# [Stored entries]
# # #

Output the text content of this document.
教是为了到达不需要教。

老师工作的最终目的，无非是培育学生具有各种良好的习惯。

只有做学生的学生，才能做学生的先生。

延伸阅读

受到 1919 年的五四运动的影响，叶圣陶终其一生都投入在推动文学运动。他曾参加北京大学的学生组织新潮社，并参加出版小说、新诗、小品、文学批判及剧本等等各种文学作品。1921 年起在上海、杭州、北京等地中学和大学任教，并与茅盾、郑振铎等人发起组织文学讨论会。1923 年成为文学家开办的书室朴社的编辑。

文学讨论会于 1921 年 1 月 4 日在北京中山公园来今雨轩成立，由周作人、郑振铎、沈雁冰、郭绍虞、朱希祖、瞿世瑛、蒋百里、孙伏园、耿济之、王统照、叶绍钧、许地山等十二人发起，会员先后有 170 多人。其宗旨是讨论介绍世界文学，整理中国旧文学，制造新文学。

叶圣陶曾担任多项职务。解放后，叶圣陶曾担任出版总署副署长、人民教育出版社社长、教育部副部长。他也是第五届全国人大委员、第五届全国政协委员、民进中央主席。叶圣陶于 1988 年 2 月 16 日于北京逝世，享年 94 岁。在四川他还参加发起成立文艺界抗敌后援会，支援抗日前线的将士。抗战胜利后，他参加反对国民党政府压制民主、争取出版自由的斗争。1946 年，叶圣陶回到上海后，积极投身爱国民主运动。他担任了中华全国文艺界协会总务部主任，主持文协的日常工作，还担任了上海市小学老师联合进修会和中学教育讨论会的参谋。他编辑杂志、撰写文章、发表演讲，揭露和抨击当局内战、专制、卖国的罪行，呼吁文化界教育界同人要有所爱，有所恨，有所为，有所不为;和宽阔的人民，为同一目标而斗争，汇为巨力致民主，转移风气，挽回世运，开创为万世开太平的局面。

# # #

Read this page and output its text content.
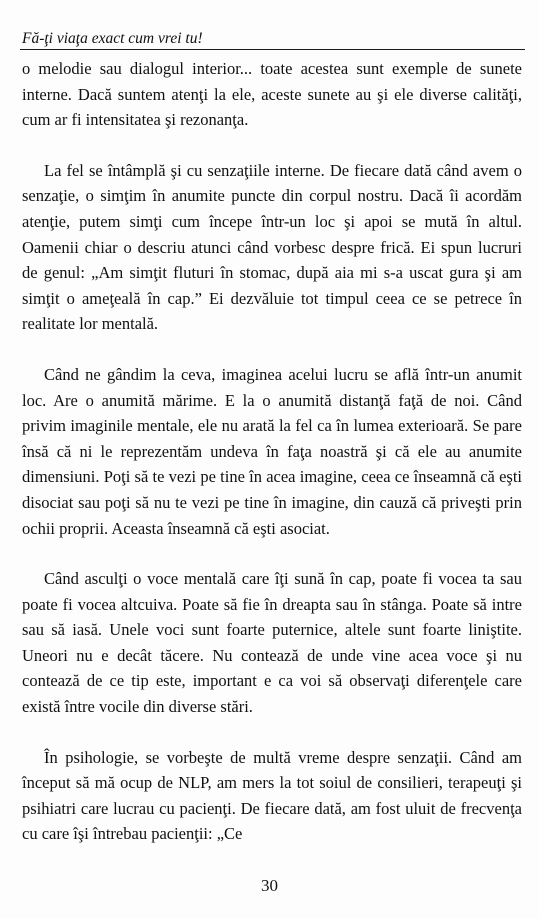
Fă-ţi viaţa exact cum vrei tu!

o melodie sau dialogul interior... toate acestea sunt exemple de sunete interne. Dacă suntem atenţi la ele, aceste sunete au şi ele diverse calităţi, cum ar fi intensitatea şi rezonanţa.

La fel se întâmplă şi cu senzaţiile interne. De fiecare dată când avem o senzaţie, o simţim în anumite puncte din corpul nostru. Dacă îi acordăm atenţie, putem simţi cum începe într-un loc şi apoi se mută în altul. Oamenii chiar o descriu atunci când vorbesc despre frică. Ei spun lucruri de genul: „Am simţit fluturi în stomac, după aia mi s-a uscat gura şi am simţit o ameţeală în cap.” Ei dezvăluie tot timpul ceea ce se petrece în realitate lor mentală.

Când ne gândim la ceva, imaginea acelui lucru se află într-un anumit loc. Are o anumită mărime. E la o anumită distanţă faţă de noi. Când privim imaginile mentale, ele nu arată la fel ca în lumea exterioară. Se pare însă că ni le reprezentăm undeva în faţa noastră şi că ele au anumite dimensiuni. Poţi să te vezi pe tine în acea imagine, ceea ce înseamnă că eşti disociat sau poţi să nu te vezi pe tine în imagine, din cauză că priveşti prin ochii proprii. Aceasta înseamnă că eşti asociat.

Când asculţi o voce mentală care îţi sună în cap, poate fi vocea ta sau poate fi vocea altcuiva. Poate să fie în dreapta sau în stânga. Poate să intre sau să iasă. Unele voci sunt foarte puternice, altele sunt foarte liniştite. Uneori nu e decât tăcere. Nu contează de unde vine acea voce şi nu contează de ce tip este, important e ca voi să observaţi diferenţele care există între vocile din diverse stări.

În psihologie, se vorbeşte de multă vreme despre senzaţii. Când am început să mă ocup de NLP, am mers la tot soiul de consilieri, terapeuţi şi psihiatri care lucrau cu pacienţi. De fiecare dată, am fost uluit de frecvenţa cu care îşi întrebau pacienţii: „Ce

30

# # #

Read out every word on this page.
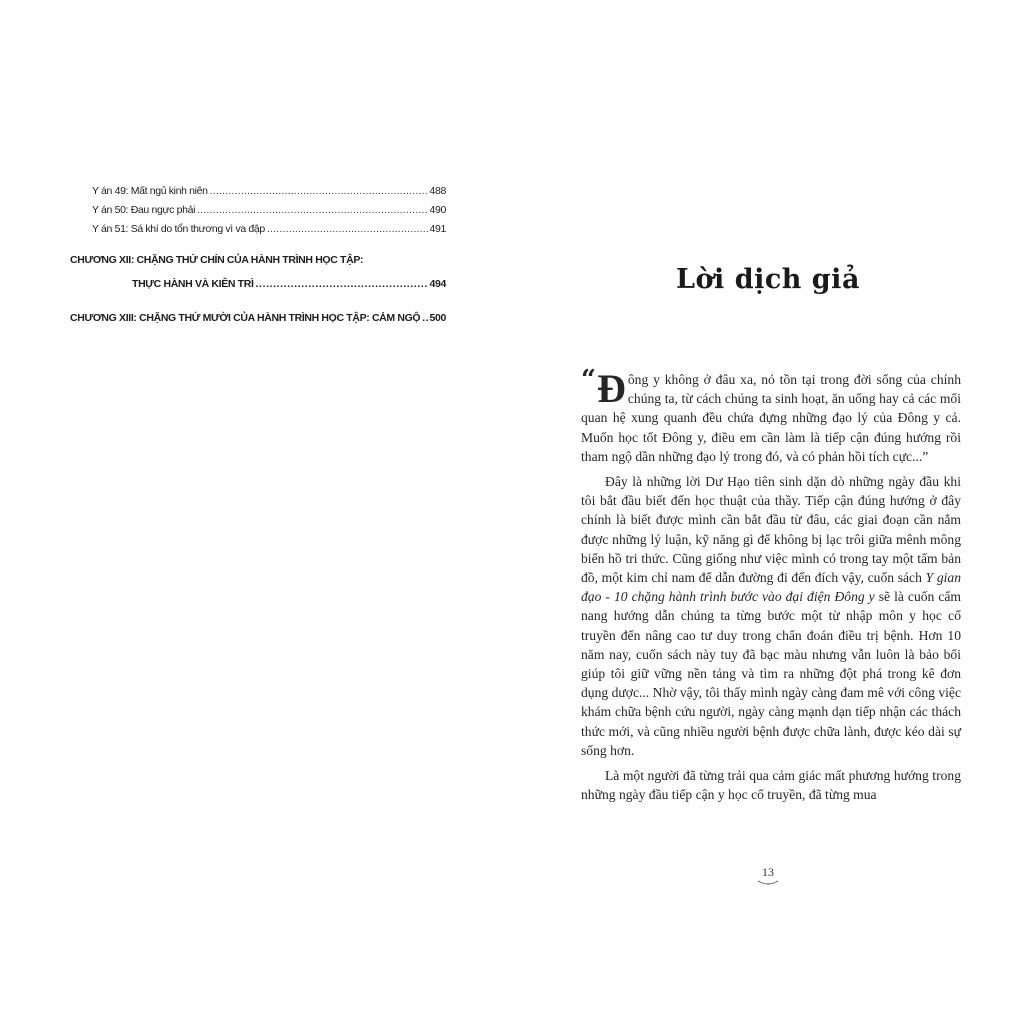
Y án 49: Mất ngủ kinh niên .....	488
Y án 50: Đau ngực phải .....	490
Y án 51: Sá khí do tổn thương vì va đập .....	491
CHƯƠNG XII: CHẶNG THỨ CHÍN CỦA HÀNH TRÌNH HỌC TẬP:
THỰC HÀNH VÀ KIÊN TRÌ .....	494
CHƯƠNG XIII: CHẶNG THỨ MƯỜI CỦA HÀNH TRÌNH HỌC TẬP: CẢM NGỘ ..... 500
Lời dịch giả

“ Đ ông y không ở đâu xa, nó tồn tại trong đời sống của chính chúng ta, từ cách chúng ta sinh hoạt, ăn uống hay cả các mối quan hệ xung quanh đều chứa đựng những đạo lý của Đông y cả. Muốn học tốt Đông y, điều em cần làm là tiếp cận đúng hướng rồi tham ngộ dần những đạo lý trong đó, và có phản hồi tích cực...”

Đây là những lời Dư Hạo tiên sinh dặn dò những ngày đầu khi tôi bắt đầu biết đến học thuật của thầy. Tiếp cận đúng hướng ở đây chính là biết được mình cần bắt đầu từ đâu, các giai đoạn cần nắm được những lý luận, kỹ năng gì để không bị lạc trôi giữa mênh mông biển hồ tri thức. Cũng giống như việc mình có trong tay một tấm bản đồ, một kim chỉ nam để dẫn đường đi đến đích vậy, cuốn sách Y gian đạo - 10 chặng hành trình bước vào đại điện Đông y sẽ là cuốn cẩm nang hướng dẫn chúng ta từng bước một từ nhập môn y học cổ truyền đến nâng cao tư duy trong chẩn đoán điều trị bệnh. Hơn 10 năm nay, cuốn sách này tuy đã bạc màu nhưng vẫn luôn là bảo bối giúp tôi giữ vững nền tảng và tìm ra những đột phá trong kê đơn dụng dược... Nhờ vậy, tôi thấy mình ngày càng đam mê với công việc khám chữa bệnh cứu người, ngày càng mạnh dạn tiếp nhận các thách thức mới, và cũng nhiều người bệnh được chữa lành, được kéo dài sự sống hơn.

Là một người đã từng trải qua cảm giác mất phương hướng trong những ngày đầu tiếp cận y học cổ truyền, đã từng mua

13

# # #

# [Aim]
A single figure is required: the number of lines above in which the word "từng" occurs.

# [Finished exercise]
2